▶ Set problem
Copy out every line of the data exactly.

Data entries for graphics
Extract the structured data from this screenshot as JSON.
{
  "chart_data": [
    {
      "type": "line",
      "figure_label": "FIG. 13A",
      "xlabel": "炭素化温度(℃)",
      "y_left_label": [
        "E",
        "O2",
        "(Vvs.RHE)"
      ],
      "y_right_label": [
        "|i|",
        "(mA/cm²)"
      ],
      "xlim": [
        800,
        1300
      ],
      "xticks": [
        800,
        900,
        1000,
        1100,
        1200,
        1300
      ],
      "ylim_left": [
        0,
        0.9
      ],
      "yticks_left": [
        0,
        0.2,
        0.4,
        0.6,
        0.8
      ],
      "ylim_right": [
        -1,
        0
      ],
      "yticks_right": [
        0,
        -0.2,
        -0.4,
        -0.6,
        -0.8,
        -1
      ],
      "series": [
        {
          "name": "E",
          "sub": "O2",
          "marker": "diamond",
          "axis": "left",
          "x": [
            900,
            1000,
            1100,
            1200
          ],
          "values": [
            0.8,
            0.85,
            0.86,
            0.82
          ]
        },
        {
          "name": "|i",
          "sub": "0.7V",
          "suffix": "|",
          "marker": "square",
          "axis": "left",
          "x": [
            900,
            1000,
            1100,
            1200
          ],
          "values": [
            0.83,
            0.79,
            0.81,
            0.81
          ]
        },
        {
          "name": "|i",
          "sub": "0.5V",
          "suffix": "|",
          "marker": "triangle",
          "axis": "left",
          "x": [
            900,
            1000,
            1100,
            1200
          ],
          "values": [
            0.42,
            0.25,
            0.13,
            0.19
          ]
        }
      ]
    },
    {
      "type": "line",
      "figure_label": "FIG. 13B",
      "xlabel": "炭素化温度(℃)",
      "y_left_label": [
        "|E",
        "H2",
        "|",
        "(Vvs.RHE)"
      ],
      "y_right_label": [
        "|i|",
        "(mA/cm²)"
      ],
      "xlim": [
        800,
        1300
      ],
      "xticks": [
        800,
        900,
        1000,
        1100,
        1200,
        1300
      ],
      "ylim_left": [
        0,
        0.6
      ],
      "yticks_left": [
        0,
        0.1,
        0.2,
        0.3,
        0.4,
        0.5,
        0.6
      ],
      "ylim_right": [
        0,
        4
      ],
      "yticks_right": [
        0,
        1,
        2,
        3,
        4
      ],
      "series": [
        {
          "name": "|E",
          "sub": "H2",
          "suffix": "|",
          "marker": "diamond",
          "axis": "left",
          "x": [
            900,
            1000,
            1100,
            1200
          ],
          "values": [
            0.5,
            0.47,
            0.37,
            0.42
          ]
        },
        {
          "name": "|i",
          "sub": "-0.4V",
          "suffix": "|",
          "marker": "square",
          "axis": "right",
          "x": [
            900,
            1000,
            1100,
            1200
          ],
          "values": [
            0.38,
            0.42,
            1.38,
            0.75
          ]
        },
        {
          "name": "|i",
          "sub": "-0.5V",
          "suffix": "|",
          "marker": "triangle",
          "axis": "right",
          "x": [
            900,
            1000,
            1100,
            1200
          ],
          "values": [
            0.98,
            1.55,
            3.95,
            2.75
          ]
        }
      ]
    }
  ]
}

▶ Exercise response
Extract the structured data from this screenshot as JSON.
{
  "chart_data": [
    {
      "type": "line",
      "figure_label": "FIG. 13A",
      "xlabel": "炭素化温度(℃)",
      "y_left_label": [
        "E",
        "O2",
        "(Vvs.RHE)"
      ],
      "y_right_label": [
        "|i|",
        "(mA/cm²)"
      ],
      "xlim": [
        800,
        1300
      ],
      "xticks": [
        800,
        900,
        1000,
        1100,
        1200,
        1300
      ],
      "ylim_left": [
        0,
        0.9
      ],
      "yticks_left": [
        0,
        0.2,
        0.4,
        0.6,
        0.8
      ],
      "ylim_right": [
        -1,
        0
      ],
      "yticks_right": [
        0,
        -0.2,
        -0.4,
        -0.6,
        -0.8,
        -1
      ],
      "series": [
        {
          "name": "E",
          "sub": "O2",
          "marker": "diamond",
          "axis": "left",
          "x": [
            900,
            1000,
            1100,
            1200
          ],
          "values": [
            0.8,
            0.85,
            0.86,
            0.82
          ]
        },
        {
          "name": "|i",
          "sub": "0.7V",
          "suffix": "|",
          "marker": "square",
          "axis": "left",
          "x": [
            900,
            1000,
            1100,
            1200
          ],
          "values": [
            0.83,
            0.79,
            0.81,
            0.81
          ]
        },
        {
          "name": "|i",
          "sub": "0.5V",
          "suffix": "|",
          "marker": "triangle",
          "axis": "left",
          "x": [
            900,
            1000,
            1100,
            1200
          ],
          "values": [
            0.42,
            0.25,
            0.13,
            0.19
          ]
        }
      ]
    },
    {
      "type": "line",
      "figure_label": "FIG. 13B",
      "xlabel": "炭素化温度(℃)",
      "y_left_label": [
        "|E",
        "H2",
        "|",
        "(Vvs.RHE)"
      ],
      "y_right_label": [
        "|i|",
        "(mA/cm²)"
      ],
      "xlim": [
        800,
        1300
      ],
      "xticks": [
        800,
        900,
        1000,
        1100,
        1200,
        1300
      ],
      "ylim_left": [
        0,
        0.6
      ],
      "yticks_left": [
        0,
        0.1,
        0.2,
        0.3,
        0.4,
        0.5,
        0.6
      ],
      "ylim_right": [
        0,
        4
      ],
      "yticks_right": [
        0,
        1,
        2,
        3,
        4
      ],
      "series": [
        {
          "name": "|E",
          "sub": "H2",
          "suffix": "|",
          "marker": "diamond",
          "axis": "left",
          "x": [
            900,
            1000,
            1100,
            1200
          ],
          "values": [
            0.5,
            0.47,
            0.37,
            0.42
          ]
        },
        {
          "name": "|i",
          "sub": "-0.4V",
          "suffix": "|",
          "marker": "square",
          "axis": "right",
          "x": [
            900,
            1000,
            1100,
            1200
          ],
          "values": [
            0.38,
            0.42,
            1.38,
            0.75
          ]
        },
        {
          "name": "|i",
          "sub": "-0.5V",
          "suffix": "|",
          "marker": "triangle",
          "axis": "right",
          "x": [
            900,
            1000,
            1100,
            1200
          ],
          "values": [
            0.98,
            1.55,
            3.95,
            2.75
          ]
        }
      ]
    }
  ]
}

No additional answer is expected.